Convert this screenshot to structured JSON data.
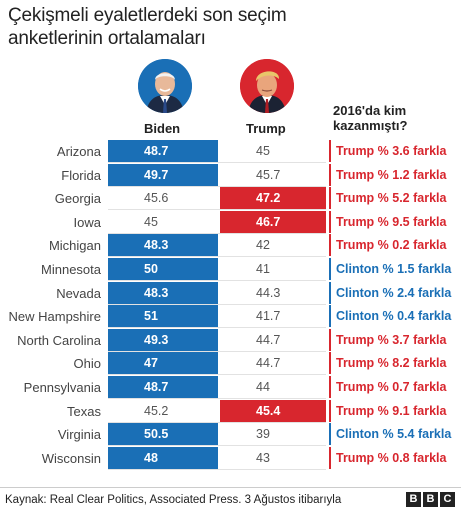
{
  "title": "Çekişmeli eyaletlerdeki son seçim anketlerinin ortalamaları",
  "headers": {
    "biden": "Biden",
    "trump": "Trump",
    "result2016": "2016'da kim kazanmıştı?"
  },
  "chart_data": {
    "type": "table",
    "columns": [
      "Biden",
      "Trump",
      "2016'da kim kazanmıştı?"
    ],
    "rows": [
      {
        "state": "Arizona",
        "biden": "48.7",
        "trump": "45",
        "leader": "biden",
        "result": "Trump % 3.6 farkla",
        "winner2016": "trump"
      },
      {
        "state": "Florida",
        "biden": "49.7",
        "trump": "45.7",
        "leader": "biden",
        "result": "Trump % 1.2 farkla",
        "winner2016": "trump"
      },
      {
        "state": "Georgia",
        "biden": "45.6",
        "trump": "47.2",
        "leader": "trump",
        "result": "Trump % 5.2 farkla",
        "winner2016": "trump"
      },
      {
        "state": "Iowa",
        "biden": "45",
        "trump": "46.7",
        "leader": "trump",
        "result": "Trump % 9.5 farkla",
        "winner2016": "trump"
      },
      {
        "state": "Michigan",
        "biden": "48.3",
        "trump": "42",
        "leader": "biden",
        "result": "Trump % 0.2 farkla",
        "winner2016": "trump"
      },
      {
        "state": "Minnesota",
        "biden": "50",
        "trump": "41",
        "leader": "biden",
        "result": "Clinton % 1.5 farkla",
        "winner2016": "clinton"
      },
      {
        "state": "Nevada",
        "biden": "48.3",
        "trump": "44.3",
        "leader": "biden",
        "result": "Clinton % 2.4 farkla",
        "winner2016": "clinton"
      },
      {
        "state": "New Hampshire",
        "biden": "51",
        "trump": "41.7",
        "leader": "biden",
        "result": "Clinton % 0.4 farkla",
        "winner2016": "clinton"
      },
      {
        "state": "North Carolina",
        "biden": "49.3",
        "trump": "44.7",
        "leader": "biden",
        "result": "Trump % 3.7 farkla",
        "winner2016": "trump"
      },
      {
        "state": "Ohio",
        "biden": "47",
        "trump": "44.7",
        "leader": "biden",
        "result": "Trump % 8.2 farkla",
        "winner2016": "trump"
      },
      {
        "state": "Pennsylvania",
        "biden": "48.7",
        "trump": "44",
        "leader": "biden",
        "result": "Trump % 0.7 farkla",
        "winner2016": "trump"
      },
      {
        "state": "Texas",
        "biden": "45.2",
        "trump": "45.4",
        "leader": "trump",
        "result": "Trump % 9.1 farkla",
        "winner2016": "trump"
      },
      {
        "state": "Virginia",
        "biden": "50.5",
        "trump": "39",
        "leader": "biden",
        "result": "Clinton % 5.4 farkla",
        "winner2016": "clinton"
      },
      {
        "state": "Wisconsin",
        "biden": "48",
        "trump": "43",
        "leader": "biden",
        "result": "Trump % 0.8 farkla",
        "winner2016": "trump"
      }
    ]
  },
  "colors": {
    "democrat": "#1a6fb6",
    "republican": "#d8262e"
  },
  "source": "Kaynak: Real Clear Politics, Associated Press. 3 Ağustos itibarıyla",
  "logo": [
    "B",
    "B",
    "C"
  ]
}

+---+

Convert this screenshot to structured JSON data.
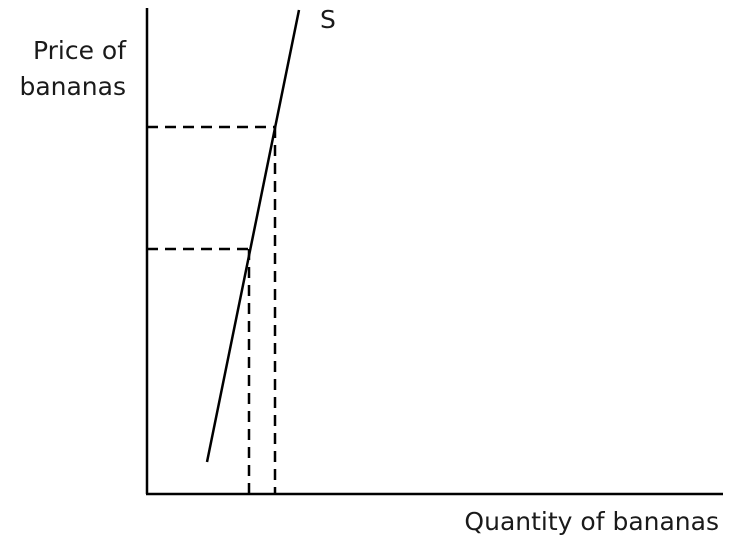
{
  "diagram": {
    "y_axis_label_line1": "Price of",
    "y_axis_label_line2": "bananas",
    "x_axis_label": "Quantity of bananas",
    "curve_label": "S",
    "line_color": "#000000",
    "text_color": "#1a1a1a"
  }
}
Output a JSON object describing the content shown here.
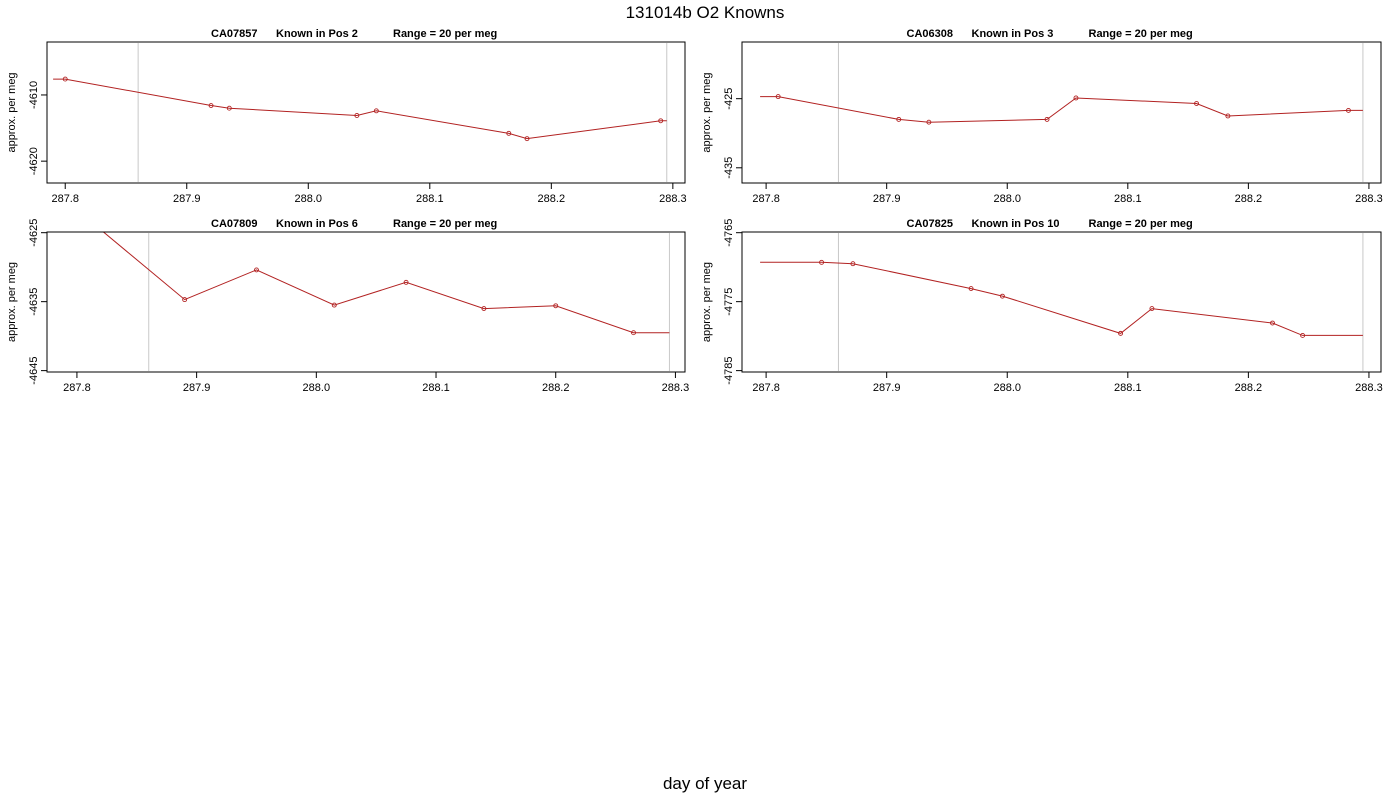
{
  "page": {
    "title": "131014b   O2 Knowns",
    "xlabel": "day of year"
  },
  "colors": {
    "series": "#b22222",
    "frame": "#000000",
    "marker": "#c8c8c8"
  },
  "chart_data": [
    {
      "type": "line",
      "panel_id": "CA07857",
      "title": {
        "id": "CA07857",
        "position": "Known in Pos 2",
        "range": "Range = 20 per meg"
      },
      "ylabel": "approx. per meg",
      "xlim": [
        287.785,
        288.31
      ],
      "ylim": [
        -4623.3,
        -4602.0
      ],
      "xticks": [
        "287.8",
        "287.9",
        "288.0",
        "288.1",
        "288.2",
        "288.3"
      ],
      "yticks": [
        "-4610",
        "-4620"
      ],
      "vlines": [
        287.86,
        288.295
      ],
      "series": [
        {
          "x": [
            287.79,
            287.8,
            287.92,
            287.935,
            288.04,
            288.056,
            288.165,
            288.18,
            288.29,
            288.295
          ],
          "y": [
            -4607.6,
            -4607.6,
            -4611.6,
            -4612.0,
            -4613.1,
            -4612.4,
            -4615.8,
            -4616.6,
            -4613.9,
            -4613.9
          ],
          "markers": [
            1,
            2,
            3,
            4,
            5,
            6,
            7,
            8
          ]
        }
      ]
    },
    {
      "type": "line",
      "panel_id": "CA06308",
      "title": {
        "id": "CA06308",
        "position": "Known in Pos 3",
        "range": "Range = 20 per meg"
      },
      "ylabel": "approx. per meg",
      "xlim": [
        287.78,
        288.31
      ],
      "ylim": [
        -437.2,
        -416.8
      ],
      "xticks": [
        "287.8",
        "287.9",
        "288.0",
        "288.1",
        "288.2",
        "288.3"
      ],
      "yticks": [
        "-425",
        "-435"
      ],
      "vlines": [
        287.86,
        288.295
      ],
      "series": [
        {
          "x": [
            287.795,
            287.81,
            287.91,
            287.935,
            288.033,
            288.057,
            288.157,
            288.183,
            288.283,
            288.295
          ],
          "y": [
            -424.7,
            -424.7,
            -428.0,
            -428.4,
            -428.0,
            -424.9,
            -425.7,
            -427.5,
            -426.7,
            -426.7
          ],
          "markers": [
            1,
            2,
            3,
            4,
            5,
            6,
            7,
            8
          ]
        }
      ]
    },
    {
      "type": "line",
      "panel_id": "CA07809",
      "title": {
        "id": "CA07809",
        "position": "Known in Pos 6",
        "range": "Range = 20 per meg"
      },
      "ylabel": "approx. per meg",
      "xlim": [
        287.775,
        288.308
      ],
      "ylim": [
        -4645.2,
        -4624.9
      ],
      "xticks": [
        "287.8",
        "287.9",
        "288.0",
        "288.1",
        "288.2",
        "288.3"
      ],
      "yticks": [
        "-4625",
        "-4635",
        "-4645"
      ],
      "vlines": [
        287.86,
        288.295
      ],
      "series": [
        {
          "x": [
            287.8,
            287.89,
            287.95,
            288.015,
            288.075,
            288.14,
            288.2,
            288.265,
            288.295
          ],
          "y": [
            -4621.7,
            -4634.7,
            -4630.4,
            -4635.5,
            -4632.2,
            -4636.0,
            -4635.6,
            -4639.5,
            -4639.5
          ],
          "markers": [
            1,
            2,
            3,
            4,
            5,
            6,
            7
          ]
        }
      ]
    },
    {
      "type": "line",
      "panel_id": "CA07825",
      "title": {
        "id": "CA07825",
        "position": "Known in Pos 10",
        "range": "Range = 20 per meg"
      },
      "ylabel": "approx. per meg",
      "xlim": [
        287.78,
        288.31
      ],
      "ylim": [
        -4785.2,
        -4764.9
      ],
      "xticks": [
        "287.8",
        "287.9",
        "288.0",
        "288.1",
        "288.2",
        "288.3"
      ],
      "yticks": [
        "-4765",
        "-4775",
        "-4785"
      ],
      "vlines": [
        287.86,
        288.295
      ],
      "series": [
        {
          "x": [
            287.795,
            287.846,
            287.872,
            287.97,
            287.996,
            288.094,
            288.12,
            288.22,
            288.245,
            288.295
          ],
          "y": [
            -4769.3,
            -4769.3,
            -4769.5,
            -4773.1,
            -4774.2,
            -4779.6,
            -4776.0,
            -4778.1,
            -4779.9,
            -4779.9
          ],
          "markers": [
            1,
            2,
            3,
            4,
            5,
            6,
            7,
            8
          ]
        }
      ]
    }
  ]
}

+---+

Problem statement: List all lines holding the string "kazanmıştı".

Result:
    "result2016": "2016'da kim kazanmıştı?"
      "2016'da kim kazanmıştı?"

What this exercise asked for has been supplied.